● Quoted passage
=-=-=-=-=
SOMALIA: Growing Numbers of Street Children

Summary: The problem of street children is well
documented in Latin America and South East
Asia. However, in Africa and the Arab countries
it is a comparatively new phenomenon. Sub
Saharan Africa is currently the least urbanised
region of developing world, with about 30% of
the population living in cities. Catching up fast,
Africa is currently experiencing the highest
urban growth rates.
In Somalia, local authorities are increasingly confronted with rising
numbers of street children due to a lack of central government. Somalia is
one of two countries not to have signed the Convention on the Rights of
the Child (CRC). It has one of the highest infant mortality rates in the
world, and some of poorest educational opportunities. Thousands of
children are living in destitution in displaced camps or on the streets,
especially in Mogadishu and Hagaiza. Hundreds of children living in
orphanages are deprived of a normal family environment. In addition many
children have been conscripted into militias. Prior to the war, exploitation,
sexual exploitation, child labour were common in plantation and large scale
agricultural projects, and there is no evidence that such practices have
ended.

Poverty and displacement constitute the major reasons that cause children
to live and/or work on the street. Children working on the streets,
orphans, child drug abusers, children in IDP camps, disabled children,
children victim of prostitution, of child labour, and of sexual exploitation all
need special protection. Unfortunately, the number of these children has
been increasing since the downfall of the former government. Children
belonging to ethnic minority groups and children fleeing the worsening
situation in IDP camps are especially at risk and the majority of street
children are in this situation. UNICEF Somalia carried out a study on child
protection in Somalia in 2003. The report estimated that 1500 children live
and work in the streets of Mogadishu. These children have their rights
violated every day.
=-=-=-=-=
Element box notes
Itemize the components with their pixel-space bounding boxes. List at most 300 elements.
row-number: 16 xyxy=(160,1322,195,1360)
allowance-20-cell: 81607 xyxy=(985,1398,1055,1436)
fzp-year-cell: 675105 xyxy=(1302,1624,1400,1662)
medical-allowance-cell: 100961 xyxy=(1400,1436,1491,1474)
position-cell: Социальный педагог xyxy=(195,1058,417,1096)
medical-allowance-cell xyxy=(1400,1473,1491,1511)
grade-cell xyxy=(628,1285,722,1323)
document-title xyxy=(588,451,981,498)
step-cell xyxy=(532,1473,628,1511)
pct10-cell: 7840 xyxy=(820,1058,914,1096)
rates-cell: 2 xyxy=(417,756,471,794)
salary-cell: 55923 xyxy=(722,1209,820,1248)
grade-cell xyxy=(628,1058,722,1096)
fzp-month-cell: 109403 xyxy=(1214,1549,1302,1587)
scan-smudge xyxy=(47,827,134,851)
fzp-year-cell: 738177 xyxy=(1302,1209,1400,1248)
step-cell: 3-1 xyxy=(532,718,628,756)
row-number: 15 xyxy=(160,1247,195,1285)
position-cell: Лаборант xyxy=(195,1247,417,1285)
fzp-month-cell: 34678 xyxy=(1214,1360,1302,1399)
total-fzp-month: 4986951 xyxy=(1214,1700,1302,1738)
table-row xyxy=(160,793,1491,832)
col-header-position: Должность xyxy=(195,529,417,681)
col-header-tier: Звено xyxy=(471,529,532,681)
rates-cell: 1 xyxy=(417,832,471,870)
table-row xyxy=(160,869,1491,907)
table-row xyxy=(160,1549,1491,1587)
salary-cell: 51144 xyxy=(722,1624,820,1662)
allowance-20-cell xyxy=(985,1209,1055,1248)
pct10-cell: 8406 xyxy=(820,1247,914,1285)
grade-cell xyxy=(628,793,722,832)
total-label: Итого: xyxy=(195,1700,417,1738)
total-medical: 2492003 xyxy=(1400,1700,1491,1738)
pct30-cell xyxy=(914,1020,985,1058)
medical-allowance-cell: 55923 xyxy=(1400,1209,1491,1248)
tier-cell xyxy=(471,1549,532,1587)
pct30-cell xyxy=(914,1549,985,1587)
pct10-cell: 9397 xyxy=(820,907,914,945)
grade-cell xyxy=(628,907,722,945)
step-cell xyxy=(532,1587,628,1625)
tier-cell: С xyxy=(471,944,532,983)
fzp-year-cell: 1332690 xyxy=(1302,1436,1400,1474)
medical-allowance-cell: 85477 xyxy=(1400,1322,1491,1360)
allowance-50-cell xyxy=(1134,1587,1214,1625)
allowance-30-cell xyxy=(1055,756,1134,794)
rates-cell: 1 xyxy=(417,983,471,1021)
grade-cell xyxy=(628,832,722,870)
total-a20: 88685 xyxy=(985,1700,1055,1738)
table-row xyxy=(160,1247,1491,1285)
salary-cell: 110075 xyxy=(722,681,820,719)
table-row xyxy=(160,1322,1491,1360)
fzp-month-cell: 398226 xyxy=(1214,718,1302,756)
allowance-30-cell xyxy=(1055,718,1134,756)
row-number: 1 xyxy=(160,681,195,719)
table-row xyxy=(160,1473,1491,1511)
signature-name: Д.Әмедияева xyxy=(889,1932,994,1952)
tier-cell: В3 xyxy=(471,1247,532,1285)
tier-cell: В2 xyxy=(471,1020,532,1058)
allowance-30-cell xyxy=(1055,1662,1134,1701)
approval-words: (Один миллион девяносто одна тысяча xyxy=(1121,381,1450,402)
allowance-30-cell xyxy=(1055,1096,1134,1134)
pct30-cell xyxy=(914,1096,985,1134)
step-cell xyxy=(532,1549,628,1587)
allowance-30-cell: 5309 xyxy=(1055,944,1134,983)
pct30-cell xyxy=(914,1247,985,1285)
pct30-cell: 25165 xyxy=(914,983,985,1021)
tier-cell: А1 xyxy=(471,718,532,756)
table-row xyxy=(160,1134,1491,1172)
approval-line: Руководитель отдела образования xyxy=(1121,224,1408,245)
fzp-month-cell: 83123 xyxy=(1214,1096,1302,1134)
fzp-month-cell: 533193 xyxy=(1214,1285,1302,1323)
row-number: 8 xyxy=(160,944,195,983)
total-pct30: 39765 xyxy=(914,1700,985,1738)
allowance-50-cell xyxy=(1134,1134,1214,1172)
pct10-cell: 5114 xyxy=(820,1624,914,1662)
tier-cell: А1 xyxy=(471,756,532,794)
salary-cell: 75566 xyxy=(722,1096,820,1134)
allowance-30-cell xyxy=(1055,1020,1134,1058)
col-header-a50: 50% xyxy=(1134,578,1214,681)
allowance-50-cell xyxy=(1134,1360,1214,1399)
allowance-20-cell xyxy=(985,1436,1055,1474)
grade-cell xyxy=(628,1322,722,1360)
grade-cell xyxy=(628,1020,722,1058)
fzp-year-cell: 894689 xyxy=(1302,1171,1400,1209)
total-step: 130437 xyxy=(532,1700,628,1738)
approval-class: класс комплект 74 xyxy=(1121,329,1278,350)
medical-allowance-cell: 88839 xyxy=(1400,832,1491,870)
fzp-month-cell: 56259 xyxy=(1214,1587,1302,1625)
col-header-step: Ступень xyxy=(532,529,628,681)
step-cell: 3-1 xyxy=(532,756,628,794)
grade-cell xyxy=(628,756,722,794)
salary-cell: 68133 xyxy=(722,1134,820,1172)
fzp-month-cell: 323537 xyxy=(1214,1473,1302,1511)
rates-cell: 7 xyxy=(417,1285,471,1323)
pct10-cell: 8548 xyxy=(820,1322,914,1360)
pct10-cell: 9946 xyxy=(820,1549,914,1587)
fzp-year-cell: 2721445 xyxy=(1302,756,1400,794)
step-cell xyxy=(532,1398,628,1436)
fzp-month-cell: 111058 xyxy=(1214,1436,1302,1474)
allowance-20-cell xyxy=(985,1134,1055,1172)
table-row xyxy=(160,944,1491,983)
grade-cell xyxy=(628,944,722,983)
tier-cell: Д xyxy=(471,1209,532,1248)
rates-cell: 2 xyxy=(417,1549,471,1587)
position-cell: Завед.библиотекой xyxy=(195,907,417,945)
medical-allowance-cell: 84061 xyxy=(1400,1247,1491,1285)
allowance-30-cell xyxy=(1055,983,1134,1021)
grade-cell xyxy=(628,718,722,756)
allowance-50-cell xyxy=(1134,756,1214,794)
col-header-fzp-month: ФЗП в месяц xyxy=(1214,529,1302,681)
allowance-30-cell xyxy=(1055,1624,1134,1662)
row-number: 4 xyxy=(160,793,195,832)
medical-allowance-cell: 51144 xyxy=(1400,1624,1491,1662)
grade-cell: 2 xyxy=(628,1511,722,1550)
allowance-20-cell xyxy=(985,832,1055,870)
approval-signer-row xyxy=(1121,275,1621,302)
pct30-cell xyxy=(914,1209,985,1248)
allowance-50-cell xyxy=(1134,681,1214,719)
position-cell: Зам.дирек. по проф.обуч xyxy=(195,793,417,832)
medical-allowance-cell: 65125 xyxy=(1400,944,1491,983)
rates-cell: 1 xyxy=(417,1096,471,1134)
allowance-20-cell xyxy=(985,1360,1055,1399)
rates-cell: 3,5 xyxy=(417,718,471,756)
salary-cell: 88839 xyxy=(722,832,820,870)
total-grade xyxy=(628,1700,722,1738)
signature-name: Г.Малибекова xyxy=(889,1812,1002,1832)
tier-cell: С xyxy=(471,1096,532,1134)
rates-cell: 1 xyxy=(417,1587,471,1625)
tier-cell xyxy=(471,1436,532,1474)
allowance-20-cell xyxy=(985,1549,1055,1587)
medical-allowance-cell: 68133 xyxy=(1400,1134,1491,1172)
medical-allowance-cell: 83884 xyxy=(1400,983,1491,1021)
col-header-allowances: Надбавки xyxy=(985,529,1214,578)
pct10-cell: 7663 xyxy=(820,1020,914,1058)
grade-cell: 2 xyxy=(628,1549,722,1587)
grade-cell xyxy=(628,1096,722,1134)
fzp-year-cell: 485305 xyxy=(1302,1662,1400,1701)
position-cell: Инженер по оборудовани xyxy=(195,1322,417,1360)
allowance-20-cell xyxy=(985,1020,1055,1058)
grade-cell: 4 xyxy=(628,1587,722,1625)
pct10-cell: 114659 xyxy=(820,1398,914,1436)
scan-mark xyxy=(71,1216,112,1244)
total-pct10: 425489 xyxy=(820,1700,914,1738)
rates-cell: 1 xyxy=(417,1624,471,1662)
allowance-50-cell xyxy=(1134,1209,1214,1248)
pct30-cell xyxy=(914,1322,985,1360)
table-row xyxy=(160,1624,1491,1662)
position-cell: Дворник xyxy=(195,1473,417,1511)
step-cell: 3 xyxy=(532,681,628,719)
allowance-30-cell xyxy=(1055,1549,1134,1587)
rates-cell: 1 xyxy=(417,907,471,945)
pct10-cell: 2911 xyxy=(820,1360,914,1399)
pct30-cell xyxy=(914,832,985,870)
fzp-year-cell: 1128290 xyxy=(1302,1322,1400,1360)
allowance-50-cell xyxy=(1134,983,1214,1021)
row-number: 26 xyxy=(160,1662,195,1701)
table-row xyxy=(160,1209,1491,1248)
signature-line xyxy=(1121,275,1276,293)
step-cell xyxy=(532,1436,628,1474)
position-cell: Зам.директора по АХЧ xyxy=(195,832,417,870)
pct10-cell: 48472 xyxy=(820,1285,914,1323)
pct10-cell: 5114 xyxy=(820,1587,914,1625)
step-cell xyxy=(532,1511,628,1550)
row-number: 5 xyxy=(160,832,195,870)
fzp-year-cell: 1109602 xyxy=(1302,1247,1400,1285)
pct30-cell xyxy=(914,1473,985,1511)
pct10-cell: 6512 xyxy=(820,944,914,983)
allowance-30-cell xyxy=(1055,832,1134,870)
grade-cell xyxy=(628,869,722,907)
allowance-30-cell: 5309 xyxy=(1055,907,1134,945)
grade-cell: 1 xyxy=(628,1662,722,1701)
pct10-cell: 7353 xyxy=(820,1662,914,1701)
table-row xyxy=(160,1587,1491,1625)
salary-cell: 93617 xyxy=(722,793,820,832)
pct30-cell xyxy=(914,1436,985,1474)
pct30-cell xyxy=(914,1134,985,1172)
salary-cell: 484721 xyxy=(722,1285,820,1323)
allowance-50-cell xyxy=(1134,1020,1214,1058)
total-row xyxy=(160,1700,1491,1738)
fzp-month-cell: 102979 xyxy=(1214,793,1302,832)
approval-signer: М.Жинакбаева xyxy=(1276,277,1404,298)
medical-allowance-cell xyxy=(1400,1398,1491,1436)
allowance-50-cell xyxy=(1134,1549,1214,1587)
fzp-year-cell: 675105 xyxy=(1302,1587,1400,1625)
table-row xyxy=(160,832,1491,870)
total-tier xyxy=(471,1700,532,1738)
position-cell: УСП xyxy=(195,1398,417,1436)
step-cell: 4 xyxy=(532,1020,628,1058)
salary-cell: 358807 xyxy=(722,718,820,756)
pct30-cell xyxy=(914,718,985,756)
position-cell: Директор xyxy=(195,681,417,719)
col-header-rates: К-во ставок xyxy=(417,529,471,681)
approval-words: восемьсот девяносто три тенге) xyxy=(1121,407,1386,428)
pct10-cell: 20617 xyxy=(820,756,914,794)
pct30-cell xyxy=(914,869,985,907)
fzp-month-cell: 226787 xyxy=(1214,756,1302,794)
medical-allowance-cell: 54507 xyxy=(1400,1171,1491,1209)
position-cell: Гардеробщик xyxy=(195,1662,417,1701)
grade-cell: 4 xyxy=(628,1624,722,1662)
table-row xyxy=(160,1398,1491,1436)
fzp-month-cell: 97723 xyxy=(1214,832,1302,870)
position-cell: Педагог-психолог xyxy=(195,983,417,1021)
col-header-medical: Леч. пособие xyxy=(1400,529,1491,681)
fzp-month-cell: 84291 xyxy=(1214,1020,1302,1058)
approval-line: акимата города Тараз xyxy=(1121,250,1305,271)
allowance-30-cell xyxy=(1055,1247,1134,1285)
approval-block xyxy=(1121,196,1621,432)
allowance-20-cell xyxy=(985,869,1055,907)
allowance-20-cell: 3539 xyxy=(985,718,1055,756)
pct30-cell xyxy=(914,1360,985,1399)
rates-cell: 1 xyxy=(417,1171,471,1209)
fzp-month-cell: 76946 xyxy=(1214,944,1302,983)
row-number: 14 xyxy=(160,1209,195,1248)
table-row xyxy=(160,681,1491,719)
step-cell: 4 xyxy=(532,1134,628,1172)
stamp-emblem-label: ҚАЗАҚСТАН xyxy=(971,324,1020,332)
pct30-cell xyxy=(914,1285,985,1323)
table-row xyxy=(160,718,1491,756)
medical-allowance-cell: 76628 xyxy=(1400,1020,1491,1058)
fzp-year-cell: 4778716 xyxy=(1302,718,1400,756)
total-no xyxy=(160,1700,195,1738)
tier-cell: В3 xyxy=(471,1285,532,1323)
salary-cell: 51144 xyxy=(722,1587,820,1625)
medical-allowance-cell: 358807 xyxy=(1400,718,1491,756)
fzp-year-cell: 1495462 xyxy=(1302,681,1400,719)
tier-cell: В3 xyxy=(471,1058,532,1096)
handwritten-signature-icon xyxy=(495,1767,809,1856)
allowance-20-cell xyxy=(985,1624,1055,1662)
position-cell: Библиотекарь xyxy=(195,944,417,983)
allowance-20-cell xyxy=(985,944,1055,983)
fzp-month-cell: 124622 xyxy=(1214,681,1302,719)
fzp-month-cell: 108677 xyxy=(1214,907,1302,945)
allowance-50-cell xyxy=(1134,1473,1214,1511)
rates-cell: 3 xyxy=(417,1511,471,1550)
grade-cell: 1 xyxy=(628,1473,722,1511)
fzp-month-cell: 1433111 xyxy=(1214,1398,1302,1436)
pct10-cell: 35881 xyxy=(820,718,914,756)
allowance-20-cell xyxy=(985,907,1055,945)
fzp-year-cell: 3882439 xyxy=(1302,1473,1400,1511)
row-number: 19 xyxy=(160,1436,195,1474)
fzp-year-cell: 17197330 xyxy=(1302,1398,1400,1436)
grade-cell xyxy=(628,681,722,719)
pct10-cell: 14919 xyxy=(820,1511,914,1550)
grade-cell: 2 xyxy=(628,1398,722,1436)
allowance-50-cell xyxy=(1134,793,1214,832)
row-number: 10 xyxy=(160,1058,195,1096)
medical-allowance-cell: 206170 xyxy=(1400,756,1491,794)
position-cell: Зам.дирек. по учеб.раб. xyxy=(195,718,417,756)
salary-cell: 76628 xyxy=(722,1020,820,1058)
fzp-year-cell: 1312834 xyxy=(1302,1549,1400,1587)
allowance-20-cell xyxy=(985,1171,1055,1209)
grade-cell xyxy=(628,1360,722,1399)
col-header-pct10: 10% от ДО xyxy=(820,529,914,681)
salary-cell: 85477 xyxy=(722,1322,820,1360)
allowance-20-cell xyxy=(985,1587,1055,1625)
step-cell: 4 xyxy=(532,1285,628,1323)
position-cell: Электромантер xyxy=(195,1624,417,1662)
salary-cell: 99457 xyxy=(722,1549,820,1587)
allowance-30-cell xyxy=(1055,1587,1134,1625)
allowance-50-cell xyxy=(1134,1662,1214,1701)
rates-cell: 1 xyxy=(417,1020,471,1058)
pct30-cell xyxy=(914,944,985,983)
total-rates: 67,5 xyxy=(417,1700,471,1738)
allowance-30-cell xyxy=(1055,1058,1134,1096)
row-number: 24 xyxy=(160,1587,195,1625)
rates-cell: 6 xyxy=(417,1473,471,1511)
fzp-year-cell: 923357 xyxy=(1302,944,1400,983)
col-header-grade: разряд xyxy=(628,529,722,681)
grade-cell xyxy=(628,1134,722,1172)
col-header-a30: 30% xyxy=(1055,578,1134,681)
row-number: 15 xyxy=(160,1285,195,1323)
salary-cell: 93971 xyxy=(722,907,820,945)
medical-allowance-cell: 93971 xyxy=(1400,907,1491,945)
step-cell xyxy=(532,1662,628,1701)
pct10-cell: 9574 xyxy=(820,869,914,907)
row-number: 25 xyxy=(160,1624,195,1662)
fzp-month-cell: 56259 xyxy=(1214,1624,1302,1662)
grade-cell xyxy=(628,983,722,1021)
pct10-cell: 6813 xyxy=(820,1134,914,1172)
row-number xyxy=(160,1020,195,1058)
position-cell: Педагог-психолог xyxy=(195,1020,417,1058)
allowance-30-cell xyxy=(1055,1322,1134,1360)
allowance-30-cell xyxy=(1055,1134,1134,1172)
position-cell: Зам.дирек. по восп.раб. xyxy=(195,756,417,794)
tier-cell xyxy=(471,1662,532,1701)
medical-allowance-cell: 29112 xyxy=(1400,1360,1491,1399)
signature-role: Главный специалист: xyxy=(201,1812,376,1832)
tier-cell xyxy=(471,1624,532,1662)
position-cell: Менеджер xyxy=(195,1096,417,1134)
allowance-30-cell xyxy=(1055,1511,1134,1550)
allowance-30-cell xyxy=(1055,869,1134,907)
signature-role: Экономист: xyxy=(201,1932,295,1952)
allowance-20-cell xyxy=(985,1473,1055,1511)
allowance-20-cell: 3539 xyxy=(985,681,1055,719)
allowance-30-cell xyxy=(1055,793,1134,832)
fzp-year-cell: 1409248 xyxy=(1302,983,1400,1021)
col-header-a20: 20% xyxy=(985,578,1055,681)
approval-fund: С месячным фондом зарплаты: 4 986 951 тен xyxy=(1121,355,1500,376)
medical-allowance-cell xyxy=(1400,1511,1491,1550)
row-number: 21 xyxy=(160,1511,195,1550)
=-=-=-=-=
● Problem requirements
Repeat word for word the part of the text on Somalia's street children that runs from "Poverty and displacement" down to "violated every day.". This data was drawn from a different source than the text about Somalia's street children.

● Complete output
Poverty and displacement constitute the major reasons that cause children
to live and/or work on the street. Children working on the streets,
orphans, child drug abusers, children in IDP camps, disabled children,
children victim of prostitution, of child labour, and of sexual exploitation all
need special protection. Unfortunately, the number of these children has
been increasing since the downfall of the former government. Children
belonging to ethnic minority groups and children fleeing the worsening
situation in IDP camps are especially at risk and the majority of street
children are in this situation. UNICEF Somalia carried out a study on child
protection in Somalia in 2003. The report estimated that 1500 children live
and work in the streets of Mogadishu. These children have their rights
violated every day.